- AIM -
Pull out every line below containing the word "screenshot".

>> Begin DATASET

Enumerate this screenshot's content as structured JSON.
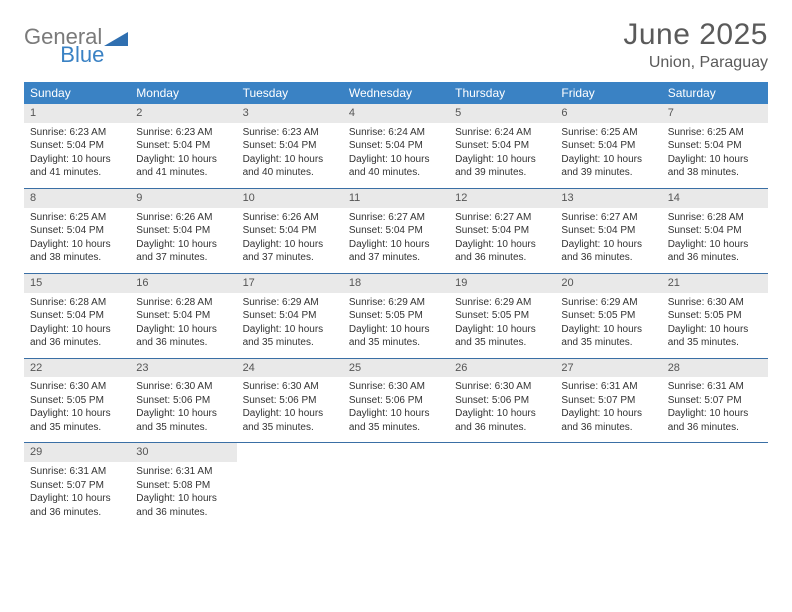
{
  "brand": {
    "general": "General",
    "blue": "Blue"
  },
  "title": "June 2025",
  "location": "Union, Paraguay",
  "colors": {
    "headerBg": "#3a82c4",
    "rowDivider": "#3a6fa5",
    "dayNumBg": "#e9e9e9"
  },
  "dayNames": [
    "Sunday",
    "Monday",
    "Tuesday",
    "Wednesday",
    "Thursday",
    "Friday",
    "Saturday"
  ],
  "weeks": [
    [
      {
        "n": "1",
        "sr": "Sunrise: 6:23 AM",
        "ss": "Sunset: 5:04 PM",
        "d1": "Daylight: 10 hours",
        "d2": "and 41 minutes."
      },
      {
        "n": "2",
        "sr": "Sunrise: 6:23 AM",
        "ss": "Sunset: 5:04 PM",
        "d1": "Daylight: 10 hours",
        "d2": "and 41 minutes."
      },
      {
        "n": "3",
        "sr": "Sunrise: 6:23 AM",
        "ss": "Sunset: 5:04 PM",
        "d1": "Daylight: 10 hours",
        "d2": "and 40 minutes."
      },
      {
        "n": "4",
        "sr": "Sunrise: 6:24 AM",
        "ss": "Sunset: 5:04 PM",
        "d1": "Daylight: 10 hours",
        "d2": "and 40 minutes."
      },
      {
        "n": "5",
        "sr": "Sunrise: 6:24 AM",
        "ss": "Sunset: 5:04 PM",
        "d1": "Daylight: 10 hours",
        "d2": "and 39 minutes."
      },
      {
        "n": "6",
        "sr": "Sunrise: 6:25 AM",
        "ss": "Sunset: 5:04 PM",
        "d1": "Daylight: 10 hours",
        "d2": "and 39 minutes."
      },
      {
        "n": "7",
        "sr": "Sunrise: 6:25 AM",
        "ss": "Sunset: 5:04 PM",
        "d1": "Daylight: 10 hours",
        "d2": "and 38 minutes."
      }
    ],
    [
      {
        "n": "8",
        "sr": "Sunrise: 6:25 AM",
        "ss": "Sunset: 5:04 PM",
        "d1": "Daylight: 10 hours",
        "d2": "and 38 minutes."
      },
      {
        "n": "9",
        "sr": "Sunrise: 6:26 AM",
        "ss": "Sunset: 5:04 PM",
        "d1": "Daylight: 10 hours",
        "d2": "and 37 minutes."
      },
      {
        "n": "10",
        "sr": "Sunrise: 6:26 AM",
        "ss": "Sunset: 5:04 PM",
        "d1": "Daylight: 10 hours",
        "d2": "and 37 minutes."
      },
      {
        "n": "11",
        "sr": "Sunrise: 6:27 AM",
        "ss": "Sunset: 5:04 PM",
        "d1": "Daylight: 10 hours",
        "d2": "and 37 minutes."
      },
      {
        "n": "12",
        "sr": "Sunrise: 6:27 AM",
        "ss": "Sunset: 5:04 PM",
        "d1": "Daylight: 10 hours",
        "d2": "and 36 minutes."
      },
      {
        "n": "13",
        "sr": "Sunrise: 6:27 AM",
        "ss": "Sunset: 5:04 PM",
        "d1": "Daylight: 10 hours",
        "d2": "and 36 minutes."
      },
      {
        "n": "14",
        "sr": "Sunrise: 6:28 AM",
        "ss": "Sunset: 5:04 PM",
        "d1": "Daylight: 10 hours",
        "d2": "and 36 minutes."
      }
    ],
    [
      {
        "n": "15",
        "sr": "Sunrise: 6:28 AM",
        "ss": "Sunset: 5:04 PM",
        "d1": "Daylight: 10 hours",
        "d2": "and 36 minutes."
      },
      {
        "n": "16",
        "sr": "Sunrise: 6:28 AM",
        "ss": "Sunset: 5:04 PM",
        "d1": "Daylight: 10 hours",
        "d2": "and 36 minutes."
      },
      {
        "n": "17",
        "sr": "Sunrise: 6:29 AM",
        "ss": "Sunset: 5:04 PM",
        "d1": "Daylight: 10 hours",
        "d2": "and 35 minutes."
      },
      {
        "n": "18",
        "sr": "Sunrise: 6:29 AM",
        "ss": "Sunset: 5:05 PM",
        "d1": "Daylight: 10 hours",
        "d2": "and 35 minutes."
      },
      {
        "n": "19",
        "sr": "Sunrise: 6:29 AM",
        "ss": "Sunset: 5:05 PM",
        "d1": "Daylight: 10 hours",
        "d2": "and 35 minutes."
      },
      {
        "n": "20",
        "sr": "Sunrise: 6:29 AM",
        "ss": "Sunset: 5:05 PM",
        "d1": "Daylight: 10 hours",
        "d2": "and 35 minutes."
      },
      {
        "n": "21",
        "sr": "Sunrise: 6:30 AM",
        "ss": "Sunset: 5:05 PM",
        "d1": "Daylight: 10 hours",
        "d2": "and 35 minutes."
      }
    ],
    [
      {
        "n": "22",
        "sr": "Sunrise: 6:30 AM",
        "ss": "Sunset: 5:05 PM",
        "d1": "Daylight: 10 hours",
        "d2": "and 35 minutes."
      },
      {
        "n": "23",
        "sr": "Sunrise: 6:30 AM",
        "ss": "Sunset: 5:06 PM",
        "d1": "Daylight: 10 hours",
        "d2": "and 35 minutes."
      },
      {
        "n": "24",
        "sr": "Sunrise: 6:30 AM",
        "ss": "Sunset: 5:06 PM",
        "d1": "Daylight: 10 hours",
        "d2": "and 35 minutes."
      },
      {
        "n": "25",
        "sr": "Sunrise: 6:30 AM",
        "ss": "Sunset: 5:06 PM",
        "d1": "Daylight: 10 hours",
        "d2": "and 35 minutes."
      },
      {
        "n": "26",
        "sr": "Sunrise: 6:30 AM",
        "ss": "Sunset: 5:06 PM",
        "d1": "Daylight: 10 hours",
        "d2": "and 36 minutes."
      },
      {
        "n": "27",
        "sr": "Sunrise: 6:31 AM",
        "ss": "Sunset: 5:07 PM",
        "d1": "Daylight: 10 hours",
        "d2": "and 36 minutes."
      },
      {
        "n": "28",
        "sr": "Sunrise: 6:31 AM",
        "ss": "Sunset: 5:07 PM",
        "d1": "Daylight: 10 hours",
        "d2": "and 36 minutes."
      }
    ],
    [
      {
        "n": "29",
        "sr": "Sunrise: 6:31 AM",
        "ss": "Sunset: 5:07 PM",
        "d1": "Daylight: 10 hours",
        "d2": "and 36 minutes."
      },
      {
        "n": "30",
        "sr": "Sunrise: 6:31 AM",
        "ss": "Sunset: 5:08 PM",
        "d1": "Daylight: 10 hours",
        "d2": "and 36 minutes."
      },
      {
        "empty": true
      },
      {
        "empty": true
      },
      {
        "empty": true
      },
      {
        "empty": true
      },
      {
        "empty": true
      }
    ]
  ]
}
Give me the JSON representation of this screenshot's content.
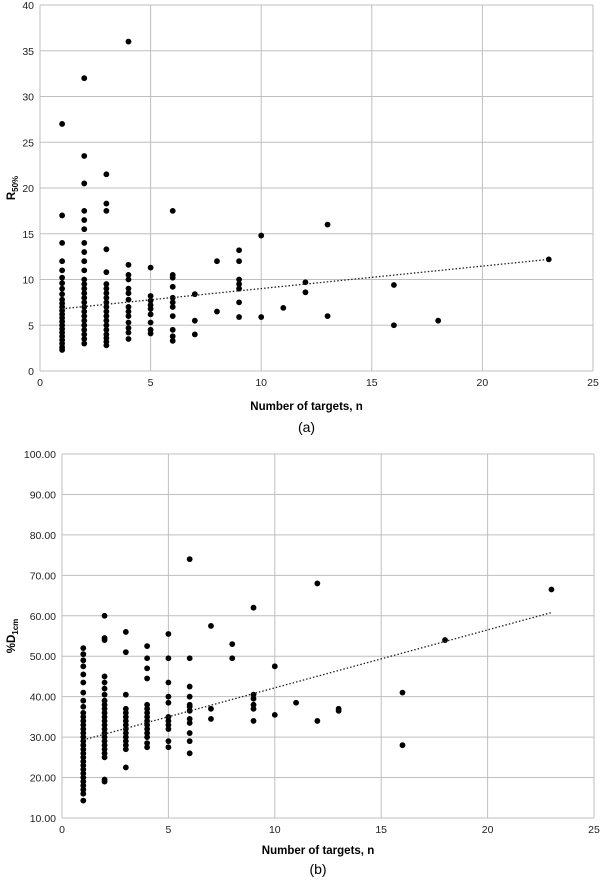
{
  "chart_data": [
    {
      "type": "scatter",
      "panel_label": "(a)",
      "xlabel": "Number of targets, n",
      "ylabel_main": "R",
      "ylabel_sub": "50%",
      "xlim": [
        0,
        25
      ],
      "ylim": [
        0,
        40
      ],
      "xticks": [
        0,
        5,
        10,
        15,
        20,
        25
      ],
      "yticks": [
        0,
        5,
        10,
        15,
        20,
        25,
        30,
        35,
        40
      ],
      "xtick_labels": [
        "0",
        "5",
        "10",
        "15",
        "20",
        "25"
      ],
      "ytick_labels": [
        "0",
        "5",
        "10",
        "15",
        "20",
        "25",
        "30",
        "35",
        "40"
      ],
      "grid": true,
      "trendline": {
        "x": [
          1,
          23
        ],
        "y": [
          6.8,
          12.2
        ]
      },
      "points": [
        [
          1,
          27
        ],
        [
          1,
          17
        ],
        [
          1,
          14
        ],
        [
          1,
          12
        ],
        [
          1,
          11
        ],
        [
          1,
          10.2
        ],
        [
          1,
          9.6
        ],
        [
          1,
          9
        ],
        [
          1,
          8.4
        ],
        [
          1,
          7.8
        ],
        [
          1,
          7.4
        ],
        [
          1,
          7
        ],
        [
          1,
          6.6
        ],
        [
          1,
          6.2
        ],
        [
          1,
          5.8
        ],
        [
          1,
          5.4
        ],
        [
          1,
          5
        ],
        [
          1,
          4.6
        ],
        [
          1,
          4.2
        ],
        [
          1,
          3.8
        ],
        [
          1,
          3.4
        ],
        [
          1,
          3
        ],
        [
          1,
          2.6
        ],
        [
          1,
          2.3
        ],
        [
          2,
          32
        ],
        [
          2,
          23.5
        ],
        [
          2,
          20.5
        ],
        [
          2,
          17.5
        ],
        [
          2,
          16.5
        ],
        [
          2,
          15.5
        ],
        [
          2,
          14
        ],
        [
          2,
          13
        ],
        [
          2,
          12
        ],
        [
          2,
          11
        ],
        [
          2,
          10
        ],
        [
          2,
          9.5
        ],
        [
          2,
          9
        ],
        [
          2,
          8.5
        ],
        [
          2,
          8
        ],
        [
          2,
          7.5
        ],
        [
          2,
          7
        ],
        [
          2,
          6.5
        ],
        [
          2,
          6
        ],
        [
          2,
          5.5
        ],
        [
          2,
          5
        ],
        [
          2,
          4.5
        ],
        [
          2,
          4
        ],
        [
          2,
          3.5
        ],
        [
          2,
          3
        ],
        [
          3,
          21.5
        ],
        [
          3,
          18.3
        ],
        [
          3,
          17.5
        ],
        [
          3,
          13.3
        ],
        [
          3,
          10.8
        ],
        [
          3,
          9.5
        ],
        [
          3,
          9
        ],
        [
          3,
          8.5
        ],
        [
          3,
          8
        ],
        [
          3,
          7.5
        ],
        [
          3,
          7
        ],
        [
          3,
          6.5
        ],
        [
          3,
          6
        ],
        [
          3,
          5.5
        ],
        [
          3,
          5
        ],
        [
          3,
          4.5
        ],
        [
          3,
          4
        ],
        [
          3,
          3.6
        ],
        [
          3,
          3.2
        ],
        [
          3,
          2.8
        ],
        [
          4,
          36
        ],
        [
          4,
          11.6
        ],
        [
          4,
          10.5
        ],
        [
          4,
          10
        ],
        [
          4,
          9
        ],
        [
          4,
          8.5
        ],
        [
          4,
          7.8
        ],
        [
          4,
          7
        ],
        [
          4,
          6.5
        ],
        [
          4,
          6
        ],
        [
          4,
          5.3
        ],
        [
          4,
          4.7
        ],
        [
          4,
          4.2
        ],
        [
          4,
          3.5
        ],
        [
          5,
          11.3
        ],
        [
          5,
          8.2
        ],
        [
          5,
          7.7
        ],
        [
          5,
          7.2
        ],
        [
          5,
          6.8
        ],
        [
          5,
          6.2
        ],
        [
          5,
          5.3
        ],
        [
          5,
          4.5
        ],
        [
          5,
          4.1
        ],
        [
          6,
          17.5
        ],
        [
          6,
          10.5
        ],
        [
          6,
          10.2
        ],
        [
          6,
          9.2
        ],
        [
          6,
          8
        ],
        [
          6,
          7.5
        ],
        [
          6,
          7
        ],
        [
          6,
          6
        ],
        [
          6,
          4.5
        ],
        [
          6,
          3.8
        ],
        [
          6,
          3.3
        ],
        [
          7,
          8.4
        ],
        [
          7,
          5.5
        ],
        [
          7,
          4
        ],
        [
          8,
          12
        ],
        [
          8,
          6.5
        ],
        [
          9,
          13.2
        ],
        [
          9,
          12
        ],
        [
          9,
          10
        ],
        [
          9,
          9.5
        ],
        [
          9,
          9
        ],
        [
          9,
          7.5
        ],
        [
          9,
          5.9
        ],
        [
          10,
          14.8
        ],
        [
          10,
          5.9
        ],
        [
          11,
          6.9
        ],
        [
          12,
          9.7
        ],
        [
          12,
          8.6
        ],
        [
          13,
          16
        ],
        [
          13,
          6
        ],
        [
          16,
          9.4
        ],
        [
          16,
          5
        ],
        [
          18,
          5.5
        ],
        [
          23,
          12.2
        ]
      ]
    },
    {
      "type": "scatter",
      "panel_label": "(b)",
      "xlabel": "Number of targets, n",
      "ylabel_main": "%D",
      "ylabel_sub": "1cm",
      "xlim": [
        0,
        25
      ],
      "ylim": [
        10,
        100
      ],
      "xticks": [
        0,
        5,
        10,
        15,
        20,
        25
      ],
      "yticks": [
        10,
        20,
        30,
        40,
        50,
        60,
        70,
        80,
        90,
        100
      ],
      "xtick_labels": [
        "0",
        "5",
        "10",
        "15",
        "20",
        "25"
      ],
      "ytick_labels": [
        "10.00",
        "20.00",
        "30.00",
        "40.00",
        "50.00",
        "60.00",
        "70.00",
        "80.00",
        "90.00",
        "100.00"
      ],
      "grid": true,
      "trendline": {
        "x": [
          1,
          23
        ],
        "y": [
          29.3,
          60.8
        ]
      },
      "points": [
        [
          1,
          52
        ],
        [
          1,
          50.5
        ],
        [
          1,
          49
        ],
        [
          1,
          47.5
        ],
        [
          1,
          45.5
        ],
        [
          1,
          43.5
        ],
        [
          1,
          41
        ],
        [
          1,
          39
        ],
        [
          1,
          37.5
        ],
        [
          1,
          36
        ],
        [
          1,
          35
        ],
        [
          1,
          34
        ],
        [
          1,
          33
        ],
        [
          1,
          32
        ],
        [
          1,
          31
        ],
        [
          1,
          30
        ],
        [
          1,
          29
        ],
        [
          1,
          28
        ],
        [
          1,
          27
        ],
        [
          1,
          26
        ],
        [
          1,
          25
        ],
        [
          1,
          24
        ],
        [
          1,
          23
        ],
        [
          1,
          22
        ],
        [
          1,
          21
        ],
        [
          1,
          20
        ],
        [
          1,
          19
        ],
        [
          1,
          18
        ],
        [
          1,
          17
        ],
        [
          1,
          16
        ],
        [
          1,
          14.3
        ],
        [
          2,
          60
        ],
        [
          2,
          54.5
        ],
        [
          2,
          54
        ],
        [
          2,
          45
        ],
        [
          2,
          43.5
        ],
        [
          2,
          42
        ],
        [
          2,
          40.5
        ],
        [
          2,
          39
        ],
        [
          2,
          38
        ],
        [
          2,
          37
        ],
        [
          2,
          36
        ],
        [
          2,
          35
        ],
        [
          2,
          34
        ],
        [
          2,
          33
        ],
        [
          2,
          32
        ],
        [
          2,
          31
        ],
        [
          2,
          30
        ],
        [
          2,
          29
        ],
        [
          2,
          28
        ],
        [
          2,
          27
        ],
        [
          2,
          26
        ],
        [
          2,
          25
        ],
        [
          2,
          19.5
        ],
        [
          2,
          19
        ],
        [
          3,
          56
        ],
        [
          3,
          51
        ],
        [
          3,
          40.5
        ],
        [
          3,
          37
        ],
        [
          3,
          36
        ],
        [
          3,
          35
        ],
        [
          3,
          34
        ],
        [
          3,
          33
        ],
        [
          3,
          32
        ],
        [
          3,
          31
        ],
        [
          3,
          30
        ],
        [
          3,
          29
        ],
        [
          3,
          28
        ],
        [
          3,
          27
        ],
        [
          3,
          22.5
        ],
        [
          4,
          52.5
        ],
        [
          4,
          49.5
        ],
        [
          4,
          47
        ],
        [
          4,
          44.5
        ],
        [
          4,
          38
        ],
        [
          4,
          37
        ],
        [
          4,
          36
        ],
        [
          4,
          35
        ],
        [
          4,
          34
        ],
        [
          4,
          33
        ],
        [
          4,
          32
        ],
        [
          4,
          31
        ],
        [
          4,
          30
        ],
        [
          4,
          28.5
        ],
        [
          4,
          27.5
        ],
        [
          5,
          55.5
        ],
        [
          5,
          49.5
        ],
        [
          5,
          43.5
        ],
        [
          5,
          40
        ],
        [
          5,
          38.5
        ],
        [
          5,
          35
        ],
        [
          5,
          34
        ],
        [
          5,
          33
        ],
        [
          5,
          32
        ],
        [
          5,
          29
        ],
        [
          5,
          27.5
        ],
        [
          6,
          74
        ],
        [
          6,
          49.5
        ],
        [
          6,
          42.5
        ],
        [
          6,
          40
        ],
        [
          6,
          38
        ],
        [
          6,
          37.5
        ],
        [
          6,
          36.5
        ],
        [
          6,
          34.5
        ],
        [
          6,
          33.5
        ],
        [
          6,
          31
        ],
        [
          6,
          29
        ],
        [
          6,
          26
        ],
        [
          7,
          57.5
        ],
        [
          7,
          37
        ],
        [
          7,
          34.5
        ],
        [
          8,
          53
        ],
        [
          8,
          49.5
        ],
        [
          9,
          62
        ],
        [
          9,
          40.5
        ],
        [
          9,
          39.5
        ],
        [
          9,
          38
        ],
        [
          9,
          37
        ],
        [
          9,
          34
        ],
        [
          10,
          47.5
        ],
        [
          10,
          35.5
        ],
        [
          11,
          38.5
        ],
        [
          12,
          68
        ],
        [
          12,
          34
        ],
        [
          13,
          37
        ],
        [
          13,
          36.5
        ],
        [
          16,
          41
        ],
        [
          16,
          28
        ],
        [
          18,
          54
        ],
        [
          23,
          66.5
        ]
      ]
    }
  ]
}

>> End DATASET

- RESULT -
Enumerate this screenshot's content as structured JSON.
Give me the JSON representation of this screenshot's content.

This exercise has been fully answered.